GIVEN INFORMATION
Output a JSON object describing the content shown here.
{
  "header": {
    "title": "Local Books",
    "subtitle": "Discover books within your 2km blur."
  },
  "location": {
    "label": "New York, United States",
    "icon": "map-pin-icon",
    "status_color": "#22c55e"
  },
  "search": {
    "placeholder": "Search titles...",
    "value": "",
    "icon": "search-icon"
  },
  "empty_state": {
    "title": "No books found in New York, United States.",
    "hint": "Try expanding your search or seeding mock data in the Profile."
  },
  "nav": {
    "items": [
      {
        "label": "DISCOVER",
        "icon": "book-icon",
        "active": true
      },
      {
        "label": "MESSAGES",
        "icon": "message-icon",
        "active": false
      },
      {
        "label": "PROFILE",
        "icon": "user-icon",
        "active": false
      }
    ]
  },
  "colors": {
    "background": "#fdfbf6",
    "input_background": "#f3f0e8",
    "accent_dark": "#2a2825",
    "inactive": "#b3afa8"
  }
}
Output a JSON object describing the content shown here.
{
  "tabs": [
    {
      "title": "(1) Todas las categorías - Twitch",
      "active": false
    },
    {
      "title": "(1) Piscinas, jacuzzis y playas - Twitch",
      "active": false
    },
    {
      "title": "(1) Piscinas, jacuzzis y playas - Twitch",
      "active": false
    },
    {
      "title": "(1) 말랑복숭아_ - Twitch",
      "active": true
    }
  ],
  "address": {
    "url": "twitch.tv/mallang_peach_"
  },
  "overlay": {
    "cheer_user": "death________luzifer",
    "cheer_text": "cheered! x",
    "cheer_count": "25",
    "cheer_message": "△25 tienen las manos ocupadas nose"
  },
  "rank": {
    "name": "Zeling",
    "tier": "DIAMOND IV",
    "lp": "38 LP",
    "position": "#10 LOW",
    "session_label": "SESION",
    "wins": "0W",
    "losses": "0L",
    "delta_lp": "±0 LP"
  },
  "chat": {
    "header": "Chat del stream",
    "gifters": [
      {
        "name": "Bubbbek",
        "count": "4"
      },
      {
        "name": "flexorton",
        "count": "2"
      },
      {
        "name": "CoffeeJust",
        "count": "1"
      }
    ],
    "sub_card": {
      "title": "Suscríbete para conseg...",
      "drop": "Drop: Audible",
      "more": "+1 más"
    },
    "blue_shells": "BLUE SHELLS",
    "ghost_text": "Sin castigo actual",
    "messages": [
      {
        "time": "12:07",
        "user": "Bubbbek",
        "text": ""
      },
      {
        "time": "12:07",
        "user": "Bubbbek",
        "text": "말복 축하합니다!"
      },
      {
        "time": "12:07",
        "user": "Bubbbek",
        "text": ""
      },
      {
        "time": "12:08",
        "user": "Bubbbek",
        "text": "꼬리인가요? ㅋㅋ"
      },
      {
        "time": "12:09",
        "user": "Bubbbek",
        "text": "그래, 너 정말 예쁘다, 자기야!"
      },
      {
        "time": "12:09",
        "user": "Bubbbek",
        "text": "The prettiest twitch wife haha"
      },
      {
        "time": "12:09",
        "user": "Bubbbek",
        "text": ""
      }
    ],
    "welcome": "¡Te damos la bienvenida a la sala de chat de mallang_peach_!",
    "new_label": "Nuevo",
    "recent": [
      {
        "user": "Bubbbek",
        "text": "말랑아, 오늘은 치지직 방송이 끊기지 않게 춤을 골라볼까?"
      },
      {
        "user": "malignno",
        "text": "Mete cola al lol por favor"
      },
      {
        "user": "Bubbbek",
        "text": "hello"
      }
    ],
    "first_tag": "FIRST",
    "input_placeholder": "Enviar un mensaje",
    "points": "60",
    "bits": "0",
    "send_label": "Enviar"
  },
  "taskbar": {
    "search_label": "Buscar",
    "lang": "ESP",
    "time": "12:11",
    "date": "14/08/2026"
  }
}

WORK INSTRUCTIONS
Write out every line from the records above, word for word.

ANSWER TO THE TASK
Output a JSON object describing the content shown here.
{
  "header": {
    "title": "Local Books",
    "subtitle": "Discover books within your 2km blur."
  },
  "location": {
    "label": "New York, United States",
    "icon": "map-pin-icon",
    "status_color": "#22c55e"
  },
  "search": {
    "placeholder": "Search titles...",
    "value": "",
    "icon": "search-icon"
  },
  "empty_state": {
    "title": "No books found in New York, United States.",
    "hint": "Try expanding your search or seeding mock data in the Profile."
  },
  "nav": {
    "items": [
      {
        "label": "DISCOVER",
        "icon": "book-icon",
        "active": true
      },
      {
        "label": "MESSAGES",
        "icon": "message-icon",
        "active": false
      },
      {
        "label": "PROFILE",
        "icon": "user-icon",
        "active": false
      }
    ]
  },
  "colors": {
    "background": "#fdfbf6",
    "input_background": "#f3f0e8",
    "accent_dark": "#2a2825",
    "inactive": "#b3afa8"
  }
}
Output a JSON object describing the content shown here.
{
  "tabs": [
    {
      "title": "(1) Todas las categorías - Twitch",
      "active": false
    },
    {
      "title": "(1) Piscinas, jacuzzis y playas - Twitch",
      "active": false
    },
    {
      "title": "(1) Piscinas, jacuzzis y playas - Twitch",
      "active": false
    },
    {
      "title": "(1) 말랑복숭아_ - Twitch",
      "active": true
    }
  ],
  "address": {
    "url": "twitch.tv/mallang_peach_"
  },
  "overlay": {
    "cheer_user": "death________luzifer",
    "cheer_text": "cheered! x",
    "cheer_count": "25",
    "cheer_message": "△25 tienen las manos ocupadas nose"
  },
  "rank": {
    "name": "Zeling",
    "tier": "DIAMOND IV",
    "lp": "38 LP",
    "position": "#10 LOW",
    "session_label": "SESION",
    "wins": "0W",
    "losses": "0L",
    "delta_lp": "±0 LP"
  },
  "chat": {
    "header": "Chat del stream",
    "gifters": [
      {
        "name": "Bubbbek",
        "count": "4"
      },
      {
        "name": "flexorton",
        "count": "2"
      },
      {
        "name": "CoffeeJust",
        "count": "1"
      }
    ],
    "sub_card": {
      "title": "Suscríbete para conseg...",
      "drop": "Drop: Audible",
      "more": "+1 más"
    },
    "blue_shells": "BLUE SHELLS",
    "ghost_text": "Sin castigo actual",
    "messages": [
      {
        "time": "12:07",
        "user": "Bubbbek",
        "text": ""
      },
      {
        "time": "12:07",
        "user": "Bubbbek",
        "text": "말복 축하합니다!"
      },
      {
        "time": "12:07",
        "user": "Bubbbek",
        "text": ""
      },
      {
        "time": "12:08",
        "user": "Bubbbek",
        "text": "꼬리인가요? ㅋㅋ"
      },
      {
        "time": "12:09",
        "user": "Bubbbek",
        "text": "그래, 너 정말 예쁘다, 자기야!"
      },
      {
        "time": "12:09",
        "user": "Bubbbek",
        "text": "The prettiest twitch wife haha"
      },
      {
        "time": "12:09",
        "user": "Bubbbek",
        "text": ""
      }
    ],
    "welcome": "¡Te damos la bienvenida a la sala de chat de mallang_peach_!",
    "new_label": "Nuevo",
    "recent": [
      {
        "user": "Bubbbek",
        "text": "말랑아, 오늘은 치지직 방송이 끊기지 않게 춤을 골라볼까?"
      },
      {
        "user": "malignno",
        "text": "Mete cola al lol por favor"
      },
      {
        "user": "Bubbbek",
        "text": "hello"
      }
    ],
    "first_tag": "FIRST",
    "input_placeholder": "Enviar un mensaje",
    "points": "60",
    "bits": "0",
    "send_label": "Enviar"
  },
  "taskbar": {
    "search_label": "Buscar",
    "lang": "ESP",
    "time": "12:11",
    "date": "14/08/2026"
  }
}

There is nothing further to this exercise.